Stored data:
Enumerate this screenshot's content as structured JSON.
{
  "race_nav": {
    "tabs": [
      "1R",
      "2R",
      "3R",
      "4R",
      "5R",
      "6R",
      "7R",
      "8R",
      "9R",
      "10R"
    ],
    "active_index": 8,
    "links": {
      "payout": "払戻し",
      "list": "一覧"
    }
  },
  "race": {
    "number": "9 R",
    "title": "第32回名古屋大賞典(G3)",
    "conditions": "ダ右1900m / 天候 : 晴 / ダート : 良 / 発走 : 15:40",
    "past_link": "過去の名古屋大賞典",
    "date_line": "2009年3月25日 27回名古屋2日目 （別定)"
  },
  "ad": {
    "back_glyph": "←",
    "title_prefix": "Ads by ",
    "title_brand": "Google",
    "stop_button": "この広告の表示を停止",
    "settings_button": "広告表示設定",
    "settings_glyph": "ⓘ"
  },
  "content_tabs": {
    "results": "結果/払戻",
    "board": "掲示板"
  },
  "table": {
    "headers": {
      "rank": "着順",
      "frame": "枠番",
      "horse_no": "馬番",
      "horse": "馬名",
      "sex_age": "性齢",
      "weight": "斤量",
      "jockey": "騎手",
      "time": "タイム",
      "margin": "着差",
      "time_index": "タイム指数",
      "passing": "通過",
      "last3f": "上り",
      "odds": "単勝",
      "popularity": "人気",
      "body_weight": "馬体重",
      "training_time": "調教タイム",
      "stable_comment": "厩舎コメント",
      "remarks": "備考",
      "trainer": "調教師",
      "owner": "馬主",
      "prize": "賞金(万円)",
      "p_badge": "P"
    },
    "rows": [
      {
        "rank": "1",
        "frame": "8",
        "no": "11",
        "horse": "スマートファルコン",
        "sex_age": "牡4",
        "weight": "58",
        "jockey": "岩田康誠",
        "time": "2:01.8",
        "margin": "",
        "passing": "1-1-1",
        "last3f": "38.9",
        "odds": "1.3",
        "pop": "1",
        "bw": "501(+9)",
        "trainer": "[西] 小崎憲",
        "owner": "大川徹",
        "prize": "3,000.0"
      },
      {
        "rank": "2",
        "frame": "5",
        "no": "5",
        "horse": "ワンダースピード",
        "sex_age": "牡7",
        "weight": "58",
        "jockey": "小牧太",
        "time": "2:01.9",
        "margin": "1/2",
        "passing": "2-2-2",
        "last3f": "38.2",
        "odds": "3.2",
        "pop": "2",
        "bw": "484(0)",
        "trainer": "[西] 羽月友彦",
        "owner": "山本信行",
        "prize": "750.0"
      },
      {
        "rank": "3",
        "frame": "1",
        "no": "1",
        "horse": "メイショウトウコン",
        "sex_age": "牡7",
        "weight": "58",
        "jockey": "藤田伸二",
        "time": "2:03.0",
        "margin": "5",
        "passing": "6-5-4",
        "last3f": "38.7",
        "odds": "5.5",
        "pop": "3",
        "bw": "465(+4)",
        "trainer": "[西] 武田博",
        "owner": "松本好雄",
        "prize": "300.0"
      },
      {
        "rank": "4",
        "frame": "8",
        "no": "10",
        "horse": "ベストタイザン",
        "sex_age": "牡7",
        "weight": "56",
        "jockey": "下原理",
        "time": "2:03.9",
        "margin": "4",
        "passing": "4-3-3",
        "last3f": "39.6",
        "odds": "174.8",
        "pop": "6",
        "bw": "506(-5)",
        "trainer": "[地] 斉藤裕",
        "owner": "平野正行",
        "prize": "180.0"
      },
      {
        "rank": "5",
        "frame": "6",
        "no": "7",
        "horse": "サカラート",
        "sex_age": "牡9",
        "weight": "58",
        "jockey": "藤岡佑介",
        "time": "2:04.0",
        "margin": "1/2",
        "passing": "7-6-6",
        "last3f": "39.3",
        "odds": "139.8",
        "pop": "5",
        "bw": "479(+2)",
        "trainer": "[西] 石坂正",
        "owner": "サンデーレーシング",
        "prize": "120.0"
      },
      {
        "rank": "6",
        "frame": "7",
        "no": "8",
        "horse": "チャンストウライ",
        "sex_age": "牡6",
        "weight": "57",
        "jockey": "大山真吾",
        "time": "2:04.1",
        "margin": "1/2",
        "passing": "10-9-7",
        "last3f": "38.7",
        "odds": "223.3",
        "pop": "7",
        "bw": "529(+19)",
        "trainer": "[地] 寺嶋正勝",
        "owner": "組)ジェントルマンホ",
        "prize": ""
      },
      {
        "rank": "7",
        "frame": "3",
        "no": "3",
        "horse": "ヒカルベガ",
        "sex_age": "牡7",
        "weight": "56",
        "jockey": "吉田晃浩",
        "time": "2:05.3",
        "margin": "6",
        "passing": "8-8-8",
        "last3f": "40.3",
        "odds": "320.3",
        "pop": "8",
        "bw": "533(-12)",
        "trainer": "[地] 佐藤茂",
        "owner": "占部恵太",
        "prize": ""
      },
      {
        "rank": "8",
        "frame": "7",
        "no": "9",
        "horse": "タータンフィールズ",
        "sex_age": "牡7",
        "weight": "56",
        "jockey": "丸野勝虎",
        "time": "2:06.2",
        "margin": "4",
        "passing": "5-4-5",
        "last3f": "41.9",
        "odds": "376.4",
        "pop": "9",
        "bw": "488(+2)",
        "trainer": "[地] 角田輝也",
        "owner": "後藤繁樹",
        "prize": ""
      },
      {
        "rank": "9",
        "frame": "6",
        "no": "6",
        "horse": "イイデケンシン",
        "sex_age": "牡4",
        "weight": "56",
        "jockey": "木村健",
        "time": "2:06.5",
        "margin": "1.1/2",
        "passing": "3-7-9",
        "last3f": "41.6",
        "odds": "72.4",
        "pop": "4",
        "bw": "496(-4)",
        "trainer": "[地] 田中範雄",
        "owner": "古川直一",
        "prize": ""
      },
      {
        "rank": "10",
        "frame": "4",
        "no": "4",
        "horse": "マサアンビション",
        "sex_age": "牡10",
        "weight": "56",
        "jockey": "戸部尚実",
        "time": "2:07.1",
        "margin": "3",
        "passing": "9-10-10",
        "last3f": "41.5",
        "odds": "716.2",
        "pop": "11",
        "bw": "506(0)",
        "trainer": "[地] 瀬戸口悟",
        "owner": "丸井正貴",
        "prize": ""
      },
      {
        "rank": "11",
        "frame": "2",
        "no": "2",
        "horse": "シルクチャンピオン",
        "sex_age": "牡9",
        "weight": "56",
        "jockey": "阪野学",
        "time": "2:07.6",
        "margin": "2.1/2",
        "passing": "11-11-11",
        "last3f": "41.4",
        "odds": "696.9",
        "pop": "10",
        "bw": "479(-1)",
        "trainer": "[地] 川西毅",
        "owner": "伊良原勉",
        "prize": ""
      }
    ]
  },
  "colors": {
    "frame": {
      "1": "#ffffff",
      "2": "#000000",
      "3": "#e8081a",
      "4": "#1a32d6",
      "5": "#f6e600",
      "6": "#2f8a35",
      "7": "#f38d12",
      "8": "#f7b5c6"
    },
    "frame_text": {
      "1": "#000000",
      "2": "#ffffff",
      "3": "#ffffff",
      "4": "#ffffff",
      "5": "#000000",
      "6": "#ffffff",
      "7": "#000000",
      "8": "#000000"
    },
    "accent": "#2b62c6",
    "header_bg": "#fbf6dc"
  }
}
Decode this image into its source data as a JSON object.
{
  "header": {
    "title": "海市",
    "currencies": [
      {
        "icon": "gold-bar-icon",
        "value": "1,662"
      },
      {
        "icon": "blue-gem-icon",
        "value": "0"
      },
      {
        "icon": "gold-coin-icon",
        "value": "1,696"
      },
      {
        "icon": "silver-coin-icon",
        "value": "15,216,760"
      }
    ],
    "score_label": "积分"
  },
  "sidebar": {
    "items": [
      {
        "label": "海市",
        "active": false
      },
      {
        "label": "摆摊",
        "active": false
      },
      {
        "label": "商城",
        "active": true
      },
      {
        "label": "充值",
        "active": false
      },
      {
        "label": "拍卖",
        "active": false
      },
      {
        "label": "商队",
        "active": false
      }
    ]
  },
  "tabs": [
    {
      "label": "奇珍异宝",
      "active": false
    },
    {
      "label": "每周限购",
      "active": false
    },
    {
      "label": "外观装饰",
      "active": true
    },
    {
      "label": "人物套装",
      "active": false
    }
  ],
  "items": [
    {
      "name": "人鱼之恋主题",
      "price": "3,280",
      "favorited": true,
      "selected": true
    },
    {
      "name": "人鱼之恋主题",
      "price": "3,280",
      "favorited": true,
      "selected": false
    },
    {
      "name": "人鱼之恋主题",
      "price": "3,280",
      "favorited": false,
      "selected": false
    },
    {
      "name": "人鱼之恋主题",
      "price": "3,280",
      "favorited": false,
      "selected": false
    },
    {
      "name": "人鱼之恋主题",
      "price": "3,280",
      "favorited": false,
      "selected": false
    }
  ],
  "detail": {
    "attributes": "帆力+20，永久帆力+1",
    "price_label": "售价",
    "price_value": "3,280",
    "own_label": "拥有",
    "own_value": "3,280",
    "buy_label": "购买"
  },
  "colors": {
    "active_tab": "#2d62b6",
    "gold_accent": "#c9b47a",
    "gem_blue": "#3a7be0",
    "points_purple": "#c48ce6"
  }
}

Problem requirements
For each line above that contains the word "jockey", copy that line.

Result for this task
      "jockey": "騎手",
        "jockey": "岩田康誠",
        "jockey": "小牧太",
        "jockey": "藤田伸二",
        "jockey": "下原理",
        "jockey": "藤岡佑介",
        "jockey": "大山真吾",
        "jockey": "吉田晃浩",
        "jockey": "丸野勝虎",
        "jockey": "木村健",
        "jockey": "戸部尚実",
        "jockey": "阪野学",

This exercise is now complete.